> Aim:
List each line of the data in which the string "total" appears.

┌─ Materials provided

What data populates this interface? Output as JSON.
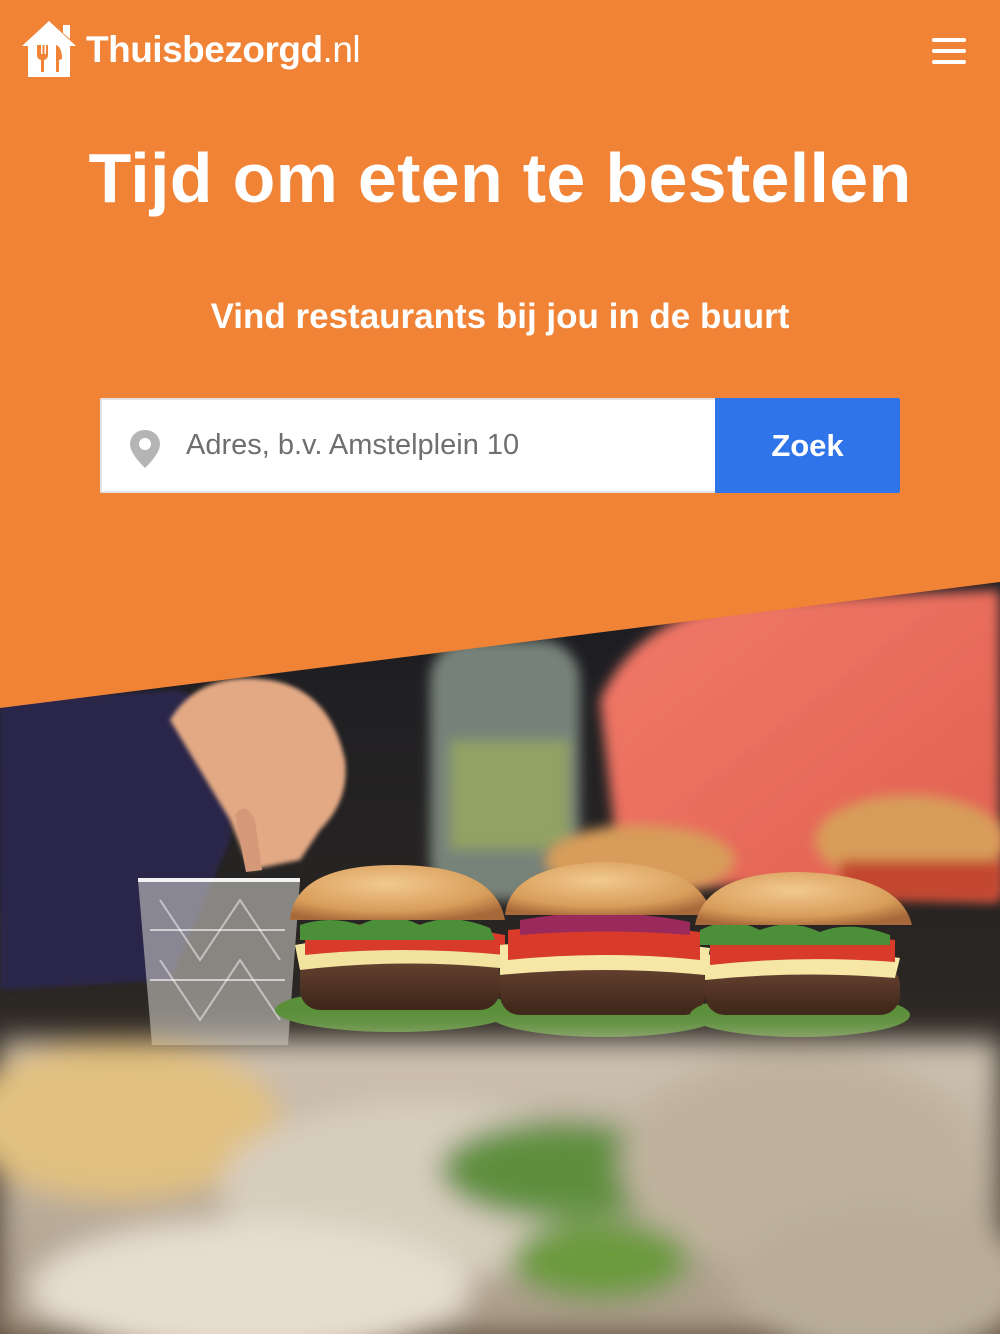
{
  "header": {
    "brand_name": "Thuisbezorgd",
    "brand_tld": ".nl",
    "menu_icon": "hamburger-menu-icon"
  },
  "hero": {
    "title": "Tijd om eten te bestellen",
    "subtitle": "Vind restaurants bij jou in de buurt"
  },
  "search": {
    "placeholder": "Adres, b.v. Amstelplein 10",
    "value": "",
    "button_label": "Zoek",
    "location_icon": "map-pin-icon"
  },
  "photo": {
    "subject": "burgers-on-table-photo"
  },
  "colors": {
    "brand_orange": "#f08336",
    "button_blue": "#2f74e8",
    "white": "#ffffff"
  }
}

└─
┌─ Materials provided

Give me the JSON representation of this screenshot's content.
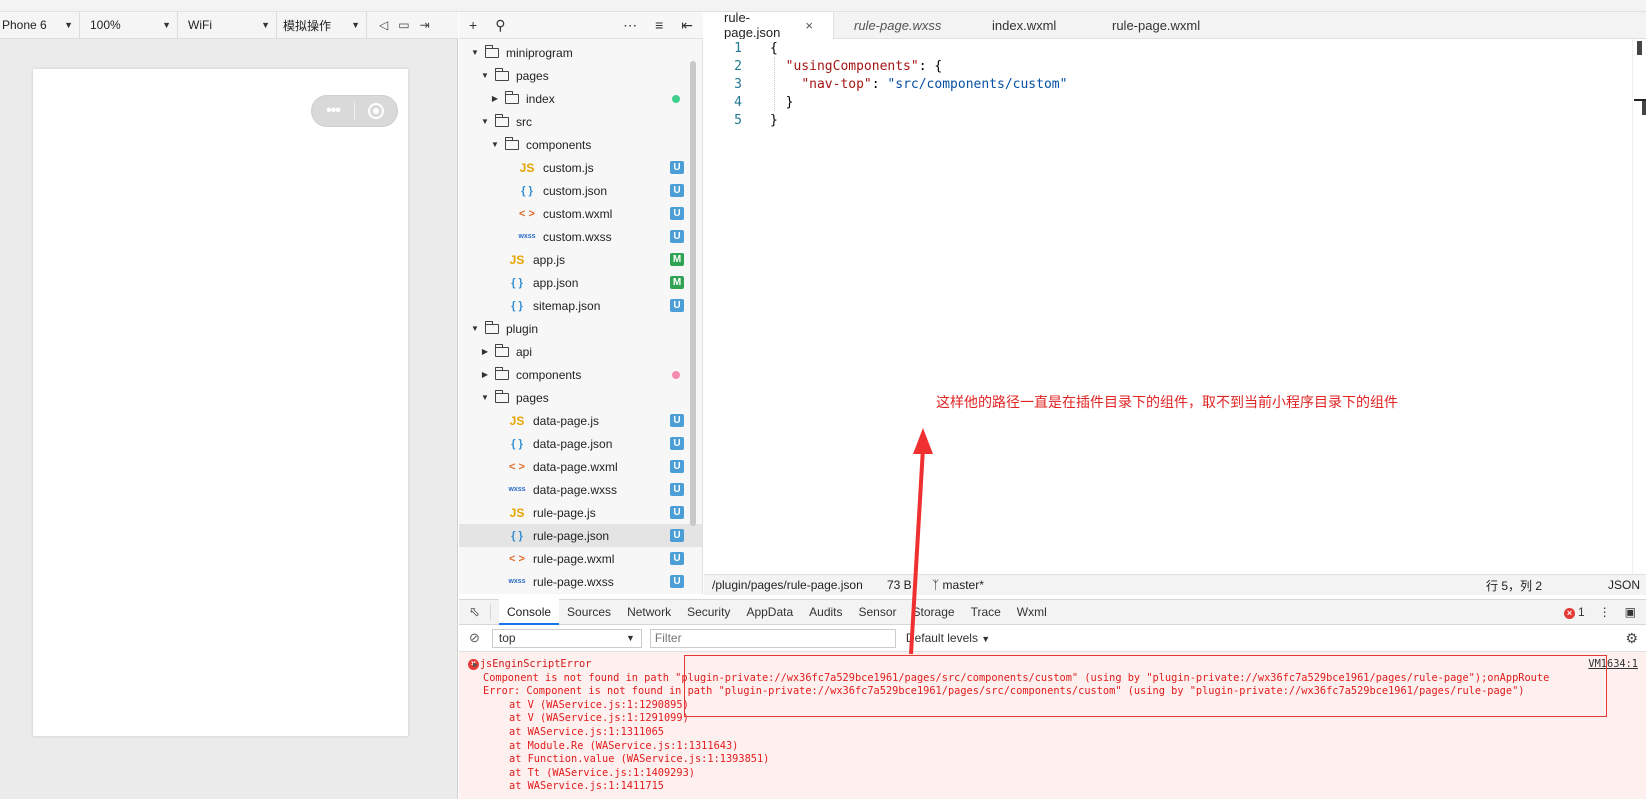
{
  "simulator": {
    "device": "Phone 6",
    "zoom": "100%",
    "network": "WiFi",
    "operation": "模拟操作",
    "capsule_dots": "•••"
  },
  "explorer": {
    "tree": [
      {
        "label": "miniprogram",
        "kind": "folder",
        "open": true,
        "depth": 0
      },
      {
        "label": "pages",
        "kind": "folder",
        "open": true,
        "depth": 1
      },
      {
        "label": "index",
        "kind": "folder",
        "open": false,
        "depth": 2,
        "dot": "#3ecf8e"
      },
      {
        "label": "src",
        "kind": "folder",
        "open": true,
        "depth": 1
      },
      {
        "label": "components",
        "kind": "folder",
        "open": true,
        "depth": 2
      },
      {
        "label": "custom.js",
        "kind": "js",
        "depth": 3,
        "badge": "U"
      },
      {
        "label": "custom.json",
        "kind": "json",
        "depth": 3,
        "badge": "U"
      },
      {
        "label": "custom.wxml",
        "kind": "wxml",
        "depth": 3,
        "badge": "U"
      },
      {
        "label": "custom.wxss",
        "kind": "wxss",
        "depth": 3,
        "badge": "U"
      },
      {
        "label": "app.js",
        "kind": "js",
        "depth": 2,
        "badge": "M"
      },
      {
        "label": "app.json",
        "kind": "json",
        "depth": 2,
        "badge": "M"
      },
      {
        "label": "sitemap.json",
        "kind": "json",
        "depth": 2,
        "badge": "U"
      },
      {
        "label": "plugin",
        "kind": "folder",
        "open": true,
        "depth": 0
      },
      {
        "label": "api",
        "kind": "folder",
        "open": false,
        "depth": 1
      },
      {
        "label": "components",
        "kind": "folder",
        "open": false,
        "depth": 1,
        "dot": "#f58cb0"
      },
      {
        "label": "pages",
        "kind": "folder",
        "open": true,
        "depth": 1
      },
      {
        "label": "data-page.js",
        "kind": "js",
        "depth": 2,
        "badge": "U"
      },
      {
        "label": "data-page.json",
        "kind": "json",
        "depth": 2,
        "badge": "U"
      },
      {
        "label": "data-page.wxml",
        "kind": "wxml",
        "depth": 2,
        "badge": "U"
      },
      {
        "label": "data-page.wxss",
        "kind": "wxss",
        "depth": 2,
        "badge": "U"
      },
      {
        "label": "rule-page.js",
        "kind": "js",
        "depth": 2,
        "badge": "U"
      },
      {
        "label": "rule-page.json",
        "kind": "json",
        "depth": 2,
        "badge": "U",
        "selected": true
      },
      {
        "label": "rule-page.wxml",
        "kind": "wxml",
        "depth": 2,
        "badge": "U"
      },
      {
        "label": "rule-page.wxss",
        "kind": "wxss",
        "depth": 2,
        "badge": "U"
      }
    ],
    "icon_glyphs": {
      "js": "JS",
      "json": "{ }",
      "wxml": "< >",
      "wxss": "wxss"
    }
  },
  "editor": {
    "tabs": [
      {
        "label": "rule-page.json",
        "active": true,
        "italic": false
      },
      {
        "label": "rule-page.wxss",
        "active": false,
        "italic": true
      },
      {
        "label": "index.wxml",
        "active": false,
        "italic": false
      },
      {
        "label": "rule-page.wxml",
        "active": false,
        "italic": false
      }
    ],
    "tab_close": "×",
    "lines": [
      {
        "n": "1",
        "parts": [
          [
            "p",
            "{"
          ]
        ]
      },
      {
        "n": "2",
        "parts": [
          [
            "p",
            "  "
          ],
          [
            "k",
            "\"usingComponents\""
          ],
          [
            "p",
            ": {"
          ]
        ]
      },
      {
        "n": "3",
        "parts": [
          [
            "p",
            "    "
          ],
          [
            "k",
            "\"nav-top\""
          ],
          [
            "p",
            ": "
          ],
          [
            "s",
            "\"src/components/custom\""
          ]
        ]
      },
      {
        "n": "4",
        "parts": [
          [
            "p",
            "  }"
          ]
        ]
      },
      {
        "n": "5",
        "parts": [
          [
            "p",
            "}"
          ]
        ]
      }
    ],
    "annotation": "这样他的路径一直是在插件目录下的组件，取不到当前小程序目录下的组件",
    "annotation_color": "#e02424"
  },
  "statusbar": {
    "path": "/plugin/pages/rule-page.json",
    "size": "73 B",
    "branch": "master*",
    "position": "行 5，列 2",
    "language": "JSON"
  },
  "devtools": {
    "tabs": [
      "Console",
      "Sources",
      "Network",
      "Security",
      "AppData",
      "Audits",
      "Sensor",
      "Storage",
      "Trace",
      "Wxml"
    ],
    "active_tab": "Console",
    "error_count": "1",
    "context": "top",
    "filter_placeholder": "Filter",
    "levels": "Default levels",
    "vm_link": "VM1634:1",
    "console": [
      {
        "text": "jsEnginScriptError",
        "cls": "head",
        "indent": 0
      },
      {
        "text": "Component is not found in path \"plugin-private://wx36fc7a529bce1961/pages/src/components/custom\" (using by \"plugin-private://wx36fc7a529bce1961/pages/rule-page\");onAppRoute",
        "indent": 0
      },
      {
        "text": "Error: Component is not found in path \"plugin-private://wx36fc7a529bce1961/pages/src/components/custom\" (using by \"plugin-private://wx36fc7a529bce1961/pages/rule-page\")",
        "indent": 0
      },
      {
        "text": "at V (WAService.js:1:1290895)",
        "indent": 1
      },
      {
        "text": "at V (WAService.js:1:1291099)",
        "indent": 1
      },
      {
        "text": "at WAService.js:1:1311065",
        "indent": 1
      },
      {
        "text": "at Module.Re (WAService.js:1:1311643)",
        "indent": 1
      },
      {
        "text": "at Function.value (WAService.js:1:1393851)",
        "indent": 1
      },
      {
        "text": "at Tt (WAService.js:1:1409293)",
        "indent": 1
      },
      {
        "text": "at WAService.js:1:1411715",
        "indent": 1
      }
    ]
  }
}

└─
┌─ Materials provided

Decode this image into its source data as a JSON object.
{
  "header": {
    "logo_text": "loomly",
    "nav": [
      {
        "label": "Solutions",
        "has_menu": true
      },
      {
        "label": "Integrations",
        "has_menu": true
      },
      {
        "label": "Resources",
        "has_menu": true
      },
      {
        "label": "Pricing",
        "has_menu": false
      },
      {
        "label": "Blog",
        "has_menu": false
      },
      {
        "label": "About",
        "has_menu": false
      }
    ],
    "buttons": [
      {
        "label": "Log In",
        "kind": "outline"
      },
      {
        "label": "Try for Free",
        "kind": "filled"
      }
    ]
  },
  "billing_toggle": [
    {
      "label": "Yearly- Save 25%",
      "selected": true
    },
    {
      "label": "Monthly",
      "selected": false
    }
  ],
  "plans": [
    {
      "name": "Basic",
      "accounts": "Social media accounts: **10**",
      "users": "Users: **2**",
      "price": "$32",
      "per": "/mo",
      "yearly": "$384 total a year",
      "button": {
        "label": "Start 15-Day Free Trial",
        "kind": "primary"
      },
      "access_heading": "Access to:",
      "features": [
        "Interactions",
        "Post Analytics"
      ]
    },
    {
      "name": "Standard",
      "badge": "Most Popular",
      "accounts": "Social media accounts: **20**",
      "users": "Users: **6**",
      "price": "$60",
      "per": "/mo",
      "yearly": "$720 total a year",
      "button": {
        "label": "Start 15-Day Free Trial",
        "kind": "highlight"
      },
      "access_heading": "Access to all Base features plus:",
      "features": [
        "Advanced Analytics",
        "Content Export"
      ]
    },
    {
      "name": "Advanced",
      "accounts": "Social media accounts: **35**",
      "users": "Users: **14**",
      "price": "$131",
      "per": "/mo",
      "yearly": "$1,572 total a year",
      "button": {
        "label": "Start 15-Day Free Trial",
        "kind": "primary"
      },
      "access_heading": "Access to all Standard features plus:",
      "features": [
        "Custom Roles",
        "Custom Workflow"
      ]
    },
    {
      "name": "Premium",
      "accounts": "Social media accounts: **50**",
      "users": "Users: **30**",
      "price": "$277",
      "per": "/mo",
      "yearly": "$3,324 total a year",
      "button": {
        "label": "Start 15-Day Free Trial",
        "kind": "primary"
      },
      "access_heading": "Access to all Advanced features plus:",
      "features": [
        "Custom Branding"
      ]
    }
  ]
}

└─

> Answer to this problem:
      "yearly": "$384 total a year",
      "yearly": "$720 total a year",
      "yearly": "$1,572 total a year",
      "yearly": "$3,324 total a year",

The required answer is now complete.